TASK DESCRIPTION -> In your copy, reproduce the entries exactly as they are, minus the images.
----------
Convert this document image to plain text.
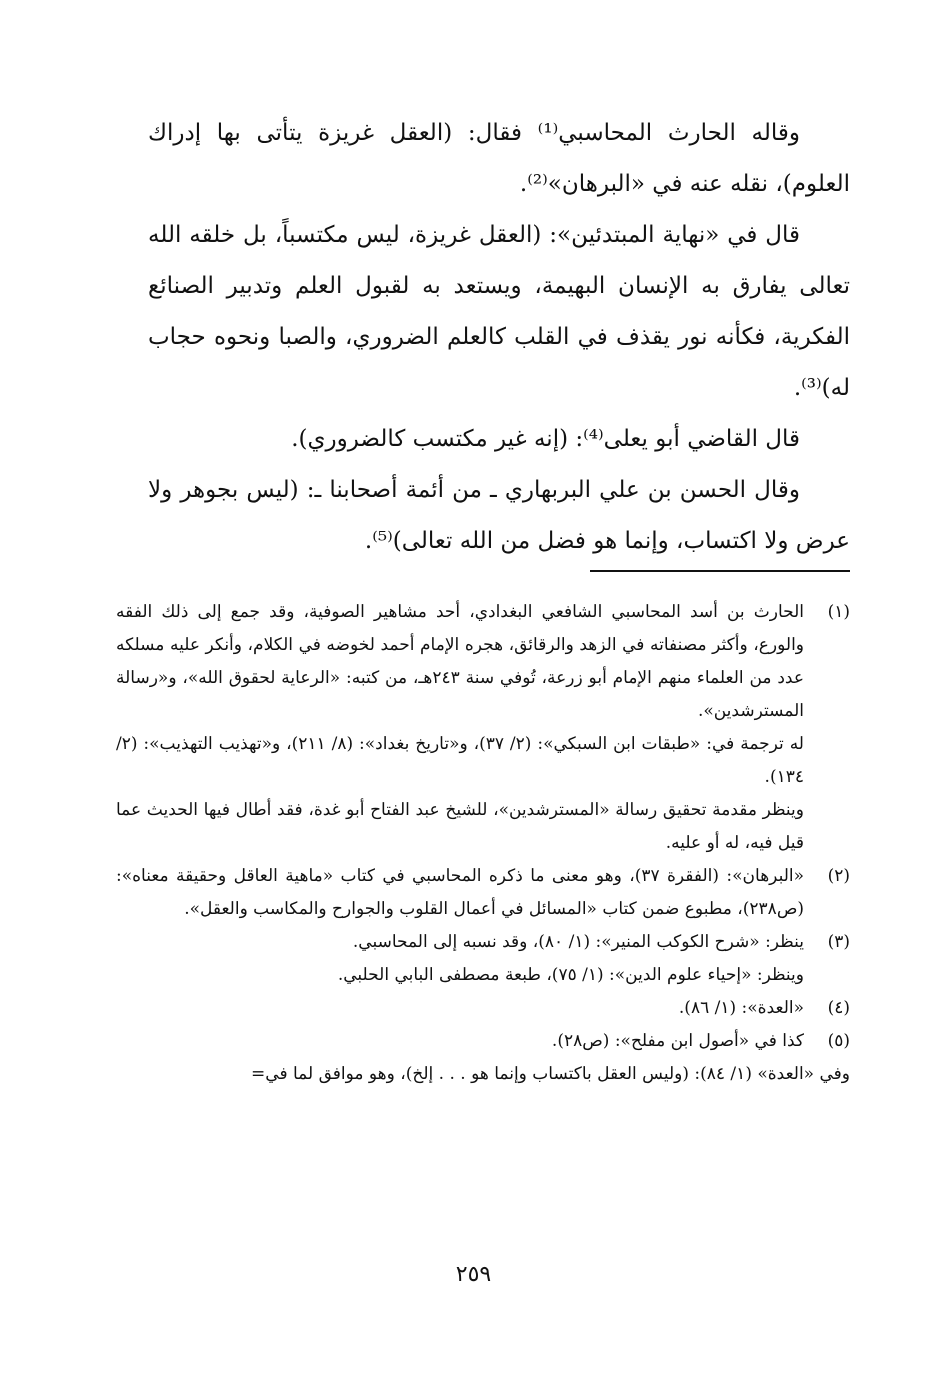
وقاله الحارث المحاسبي⁽¹⁾ فقال: (العقل غريزة يتأتى بها إدراك العلوم)، نقله عنه في «البرهان»⁽²⁾.

قال في «نهاية المبتدئين»: (العقل غريزة، ليس مكتسباً، بل خلقه الله تعالى يفارق به الإنسان البهيمة، ويستعد به لقبول العلم وتدبير الصنائع الفكرية، فكأنه نور يقذف في القلب كالعلم الضروري، والصبا ونحوه حجاب له)⁽³⁾.

قال القاضي أبو يعلى⁽⁴⁾: (إنه غير مكتسب كالضروري).

وقال الحسن بن علي البربهاري ـ من أئمة أصحابنا ـ: (ليس بجوهر ولا عرض ولا اكتساب، وإنما هو فضل من الله تعالى)⁽⁵⁾.

(١)

الحارث بن أسد المحاسبي الشافعي البغدادي، أحد مشاهير الصوفية، وقد جمع إلى ذلك الفقه والورع، وأكثر مصنفاته في الزهد والرقائق، هجره الإمام أحمد لخوضه في الكلام، وأنكر عليه مسلكه عدد من العلماء منهم الإمام أبو زرعة، تُوفي سنة ٢٤٣هـ، من كتبه: «الرعاية لحقوق الله»، و«رسالة المسترشدين».

له ترجمة في: «طبقات ابن السبكي»: (٢/ ٣٧)، و«تاريخ بغداد»: (٨/ ٢١١)، و«تهذيب التهذيب»: (٢/ ١٣٤).

وينظر مقدمة تحقيق رسالة «المسترشدين»، للشيخ عبد الفتاح أبو غدة، فقد أطال فيها الحديث عما قيل فيه، له أو عليه.

(٢)

«البرهان»: (الفقرة ٣٧)، وهو معنى ما ذكره المحاسبي في كتاب «ماهية العاقل وحقيقة معناه»: (ص٢٣٨)، مطبوع ضمن كتاب «المسائل في أعمال القلوب والجوارح والمكاسب والعقل».

(٣)

ينظر: «شرح الكوكب المنير»: (١/ ٨٠)، وقد نسبه إلى المحاسبي.

وينظر: «إحياء علوم الدين»: (١/ ٧٥)، طبعة مصطفى البابي الحلبي.

(٤)

«العدة»: (١/ ٨٦).

(٥)

كذا في «أصول ابن مفلح»: (ص٢٨).

وفي «العدة» (١/ ٨٤): (وليس العقل باكتساب وإنما هو . . . إلخ)، وهو موافق لما في=

٢٥٩
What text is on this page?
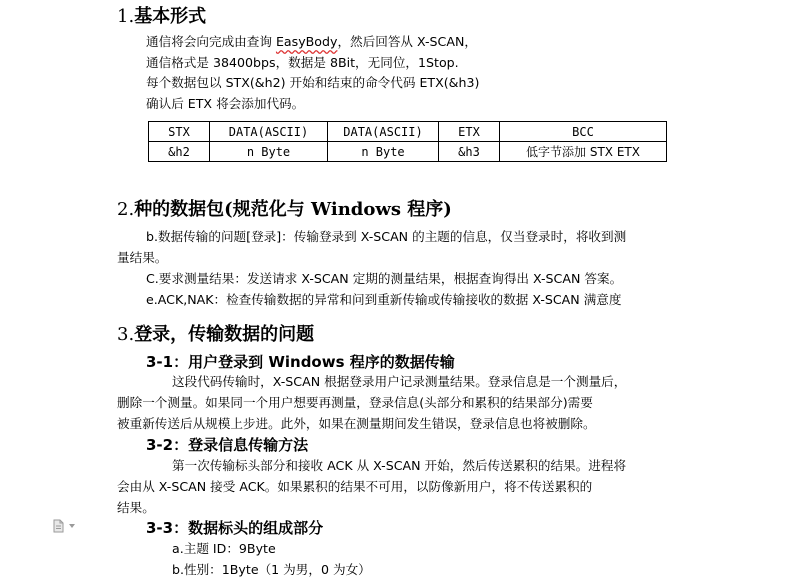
1.基本形式
通信将会向完成由查询 EasyBody，然后回答从 X-SCAN，
通信格式是 38400bps，数据是 8Bit，无同位，1Stop.
每个数据包以 STX(&h2) 开始和结束的命令代码 ETX(&h3)
确认后 ETX 将会添加代码。
STX	DATA(ASCII)	DATA(ASCII)	ETX	BCC
&h2	n Byte	n Byte	&h3	低字节添加 STX ETX
2.种的数据包(规范化与 Windows 程序)
b.数据传输的问题[登录]：传输登录到 X-SCAN 的主题的信息，仅当登录时，将收到测
量结果。
C.要求测量结果：发送请求 X-SCAN 定期的测量结果，根据查询得出 X-SCAN 答案。
e.ACK,NAK：检查传输数据的异常和问到重新传输或传输接收的数据 X-SCAN 满意度
3.登录，传输数据的问题
3-1：用户登录到 Windows 程序的数据传输
这段代码传输时，X-SCAN 根据登录用户记录测量结果。登录信息是一个测量后，
删除一个测量。如果同一个用户想要再测量，登录信息(头部分和累积的结果部分)需要
被重新传送后从规模上步进。此外，如果在测量期间发生错误，登录信息也将被删除。
3-2：登录信息传输方法
第一次传输标头部分和接收 ACK 从 X-SCAN 开始，然后传送累积的结果。进程将
会由从 X-SCAN 接受 ACK。如果累积的结果不可用，以防像新用户，将不传送累积的
结果。
3-3：数据标头的组成部分
a.主题 ID：9Byte
b.性别：1Byte（1 为男，0 为女）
----------
TASK SOLUTION ->
Convert this document image to plain text.
وقاله الحارث المحاسبي⁽¹⁾ فقال: (العقل غريزة يتأتى بها إدراك العلوم)، نقله عنه في «البرهان»⁽²⁾.

قال في «نهاية المبتدئين»: (العقل غريزة، ليس مكتسباً، بل خلقه الله تعالى يفارق به الإنسان البهيمة، ويستعد به لقبول العلم وتدبير الصنائع الفكرية، فكأنه نور يقذف في القلب كالعلم الضروري، والصبا ونحوه حجاب له)⁽³⁾.

قال القاضي أبو يعلى⁽⁴⁾: (إنه غير مكتسب كالضروري).

وقال الحسن بن علي البربهاري ـ من أئمة أصحابنا ـ: (ليس بجوهر ولا عرض ولا اكتساب، وإنما هو فضل من الله تعالى)⁽⁵⁾.

(١)

الحارث بن أسد المحاسبي الشافعي البغدادي، أحد مشاهير الصوفية، وقد جمع إلى ذلك الفقه والورع، وأكثر مصنفاته في الزهد والرقائق، هجره الإمام أحمد لخوضه في الكلام، وأنكر عليه مسلكه عدد من العلماء منهم الإمام أبو زرعة، تُوفي سنة ٢٤٣هـ، من كتبه: «الرعاية لحقوق الله»، و«رسالة المسترشدين».

له ترجمة في: «طبقات ابن السبكي»: (٢/ ٣٧)، و«تاريخ بغداد»: (٨/ ٢١١)، و«تهذيب التهذيب»: (٢/ ١٣٤).

وينظر مقدمة تحقيق رسالة «المسترشدين»، للشيخ عبد الفتاح أبو غدة، فقد أطال فيها الحديث عما قيل فيه، له أو عليه.

(٢)

«البرهان»: (الفقرة ٣٧)، وهو معنى ما ذكره المحاسبي في كتاب «ماهية العاقل وحقيقة معناه»: (ص٢٣٨)، مطبوع ضمن كتاب «المسائل في أعمال القلوب والجوارح والمكاسب والعقل».

(٣)

ينظر: «شرح الكوكب المنير»: (١/ ٨٠)، وقد نسبه إلى المحاسبي.

وينظر: «إحياء علوم الدين»: (١/ ٧٥)، طبعة مصطفى البابي الحلبي.

(٤)

«العدة»: (١/ ٨٦).

(٥)

كذا في «أصول ابن مفلح»: (ص٢٨).

وفي «العدة» (١/ ٨٤): (وليس العقل باكتساب وإنما هو . . . إلخ)، وهو موافق لما في=

٢٥٩
What text is on this page?
1.基本形式
通信将会向完成由查询 EasyBody，然后回答从 X-SCAN，
通信格式是 38400bps，数据是 8Bit，无同位，1Stop.
每个数据包以 STX(&h2) 开始和结束的命令代码 ETX(&h3)
确认后 ETX 将会添加代码。
STX	DATA(ASCII)	DATA(ASCII)	ETX	BCC
&h2	n Byte	n Byte	&h3	低字节添加 STX ETX
2.种的数据包(规范化与 Windows 程序)
b.数据传输的问题[登录]：传输登录到 X-SCAN 的主题的信息，仅当登录时，将收到测
量结果。
C.要求测量结果：发送请求 X-SCAN 定期的测量结果，根据查询得出 X-SCAN 答案。
e.ACK,NAK：检查传输数据的异常和问到重新传输或传输接收的数据 X-SCAN 满意度
3.登录，传输数据的问题
3-1：用户登录到 Windows 程序的数据传输
这段代码传输时，X-SCAN 根据登录用户记录测量结果。登录信息是一个测量后，
删除一个测量。如果同一个用户想要再测量，登录信息(头部分和累积的结果部分)需要
被重新传送后从规模上步进。此外，如果在测量期间发生错误，登录信息也将被删除。
3-2：登录信息传输方法
第一次传输标头部分和接收 ACK 从 X-SCAN 开始，然后传送累积的结果。进程将
会由从 X-SCAN 接受 ACK。如果累积的结果不可用，以防像新用户，将不传送累积的
结果。
3-3：数据标头的组成部分
a.主题 ID：9Byte
b.性别：1Byte（1 为男，0 为女）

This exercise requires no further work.